*GIVEN INFORMATION:*

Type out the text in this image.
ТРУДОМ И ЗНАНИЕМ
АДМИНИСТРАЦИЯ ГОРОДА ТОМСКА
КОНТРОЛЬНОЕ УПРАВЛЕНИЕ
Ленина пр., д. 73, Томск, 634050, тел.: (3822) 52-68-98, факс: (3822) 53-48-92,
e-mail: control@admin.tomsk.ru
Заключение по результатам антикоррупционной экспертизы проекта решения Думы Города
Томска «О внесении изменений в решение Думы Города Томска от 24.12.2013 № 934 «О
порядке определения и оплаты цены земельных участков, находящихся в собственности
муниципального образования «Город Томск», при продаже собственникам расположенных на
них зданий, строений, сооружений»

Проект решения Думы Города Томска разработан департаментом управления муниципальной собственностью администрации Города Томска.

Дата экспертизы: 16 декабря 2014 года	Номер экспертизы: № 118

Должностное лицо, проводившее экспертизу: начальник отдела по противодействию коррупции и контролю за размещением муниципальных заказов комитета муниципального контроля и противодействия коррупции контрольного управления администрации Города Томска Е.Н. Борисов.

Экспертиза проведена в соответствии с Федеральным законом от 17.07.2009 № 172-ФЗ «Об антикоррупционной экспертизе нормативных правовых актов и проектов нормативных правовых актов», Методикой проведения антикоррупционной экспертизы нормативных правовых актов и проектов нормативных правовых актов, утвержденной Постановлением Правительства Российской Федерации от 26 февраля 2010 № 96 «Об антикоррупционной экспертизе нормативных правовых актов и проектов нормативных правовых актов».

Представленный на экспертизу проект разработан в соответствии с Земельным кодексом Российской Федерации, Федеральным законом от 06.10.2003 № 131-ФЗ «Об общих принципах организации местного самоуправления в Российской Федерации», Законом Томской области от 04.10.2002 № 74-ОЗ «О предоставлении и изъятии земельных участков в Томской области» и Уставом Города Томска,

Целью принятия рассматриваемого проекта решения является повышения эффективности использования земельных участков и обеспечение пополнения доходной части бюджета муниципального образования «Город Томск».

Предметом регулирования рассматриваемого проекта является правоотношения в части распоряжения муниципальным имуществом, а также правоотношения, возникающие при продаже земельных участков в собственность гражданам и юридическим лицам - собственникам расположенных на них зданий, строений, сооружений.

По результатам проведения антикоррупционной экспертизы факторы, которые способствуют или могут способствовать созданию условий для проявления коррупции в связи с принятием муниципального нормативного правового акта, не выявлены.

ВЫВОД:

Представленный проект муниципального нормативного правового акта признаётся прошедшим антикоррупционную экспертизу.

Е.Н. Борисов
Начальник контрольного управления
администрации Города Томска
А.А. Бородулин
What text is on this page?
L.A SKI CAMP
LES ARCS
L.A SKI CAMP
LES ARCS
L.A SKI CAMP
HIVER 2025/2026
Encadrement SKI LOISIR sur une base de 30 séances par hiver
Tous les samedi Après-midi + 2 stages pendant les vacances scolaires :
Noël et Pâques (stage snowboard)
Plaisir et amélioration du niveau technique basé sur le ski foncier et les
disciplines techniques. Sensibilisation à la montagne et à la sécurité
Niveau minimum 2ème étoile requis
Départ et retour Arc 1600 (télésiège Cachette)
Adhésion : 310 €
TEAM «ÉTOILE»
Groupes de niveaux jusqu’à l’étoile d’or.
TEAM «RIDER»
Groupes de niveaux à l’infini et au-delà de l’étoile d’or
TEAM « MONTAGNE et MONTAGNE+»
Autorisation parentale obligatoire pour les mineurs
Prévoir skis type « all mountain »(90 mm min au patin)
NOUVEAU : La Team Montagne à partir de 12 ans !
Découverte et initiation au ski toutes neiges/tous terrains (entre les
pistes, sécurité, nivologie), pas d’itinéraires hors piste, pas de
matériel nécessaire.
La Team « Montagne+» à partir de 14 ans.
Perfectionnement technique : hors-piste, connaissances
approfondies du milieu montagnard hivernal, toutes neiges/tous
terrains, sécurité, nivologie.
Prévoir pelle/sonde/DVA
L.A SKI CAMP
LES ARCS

*AIM OF THE TASK:* Copy each entry exactly, with nothing added or dropped.

*IN RESPONSE:*
Type out the text in this image.
ТРУДОМ И ЗНАНИЕМ
АДМИНИСТРАЦИЯ ГОРОДА ТОМСКА
КОНТРОЛЬНОЕ УПРАВЛЕНИЕ
Ленина пр., д. 73, Томск, 634050, тел.: (3822) 52-68-98, факс: (3822) 53-48-92,
e-mail: control@admin.tomsk.ru
Заключение по результатам антикоррупционной экспертизы проекта решения Думы Города
Томска «О внесении изменений в решение Думы Города Томска от 24.12.2013 № 934 «О
порядке определения и оплаты цены земельных участков, находящихся в собственности
муниципального образования «Город Томск», при продаже собственникам расположенных на
них зданий, строений, сооружений»

Проект решения Думы Города Томска разработан департаментом управления муниципальной собственностью администрации Города Томска.

Дата экспертизы: 16 декабря 2014 года	Номер экспертизы: № 118

Должностное лицо, проводившее экспертизу: начальник отдела по противодействию коррупции и контролю за размещением муниципальных заказов комитета муниципального контроля и противодействия коррупции контрольного управления администрации Города Томска Е.Н. Борисов.

Экспертиза проведена в соответствии с Федеральным законом от 17.07.2009 № 172-ФЗ «Об антикоррупционной экспертизе нормативных правовых актов и проектов нормативных правовых актов», Методикой проведения антикоррупционной экспертизы нормативных правовых актов и проектов нормативных правовых актов, утвержденной Постановлением Правительства Российской Федерации от 26 февраля 2010 № 96 «Об антикоррупционной экспертизе нормативных правовых актов и проектов нормативных правовых актов».

Представленный на экспертизу проект разработан в соответствии с Земельным кодексом Российской Федерации, Федеральным законом от 06.10.2003 № 131-ФЗ «Об общих принципах организации местного самоуправления в Российской Федерации», Законом Томской области от 04.10.2002 № 74-ОЗ «О предоставлении и изъятии земельных участков в Томской области» и Уставом Города Томска,

Целью принятия рассматриваемого проекта решения является повышения эффективности использования земельных участков и обеспечение пополнения доходной части бюджета муниципального образования «Город Томск».

Предметом регулирования рассматриваемого проекта является правоотношения в части распоряжения муниципальным имуществом, а также правоотношения, возникающие при продаже земельных участков в собственность гражданам и юридическим лицам - собственникам расположенных на них зданий, строений, сооружений.

По результатам проведения антикоррупционной экспертизы факторы, которые способствуют или могут способствовать созданию условий для проявления коррупции в связи с принятием муниципального нормативного правового акта, не выявлены.

ВЫВОД:

Представленный проект муниципального нормативного правового акта признаётся прошедшим антикоррупционную экспертизу.

Е.Н. Борисов
Начальник контрольного управления
администрации Города Томска
А.А. Бородулин
What text is on this page?
L.A SKI CAMP
LES ARCS
L.A SKI CAMP
LES ARCS
L.A SKI CAMP
HIVER 2025/2026
Encadrement SKI LOISIR sur une base de 30 séances par hiver
Tous les samedi Après-midi + 2 stages pendant les vacances scolaires :
Noël et Pâques (stage snowboard)
Plaisir et amélioration du niveau technique basé sur le ski foncier et les
disciplines techniques. Sensibilisation à la montagne et à la sécurité
Niveau minimum 2ème étoile requis
Départ et retour Arc 1600 (télésiège Cachette)
Adhésion : 310 €
TEAM «ÉTOILE»
Groupes de niveaux jusqu’à l’étoile d’or.
TEAM «RIDER»
Groupes de niveaux à l’infini et au-delà de l’étoile d’or
TEAM « MONTAGNE et MONTAGNE+»
Autorisation parentale obligatoire pour les mineurs
Prévoir skis type « all mountain »(90 mm min au patin)
NOUVEAU : La Team Montagne à partir de 12 ans !
Découverte et initiation au ski toutes neiges/tous terrains (entre les
pistes, sécurité, nivologie), pas d’itinéraires hors piste, pas de
matériel nécessaire.
La Team « Montagne+» à partir de 14 ans.
Perfectionnement technique : hors-piste, connaissances
approfondies du milieu montagnard hivernal, toutes neiges/tous
terrains, sécurité, nivologie.
Prévoir pelle/sonde/DVA
L.A SKI CAMP
LES ARCS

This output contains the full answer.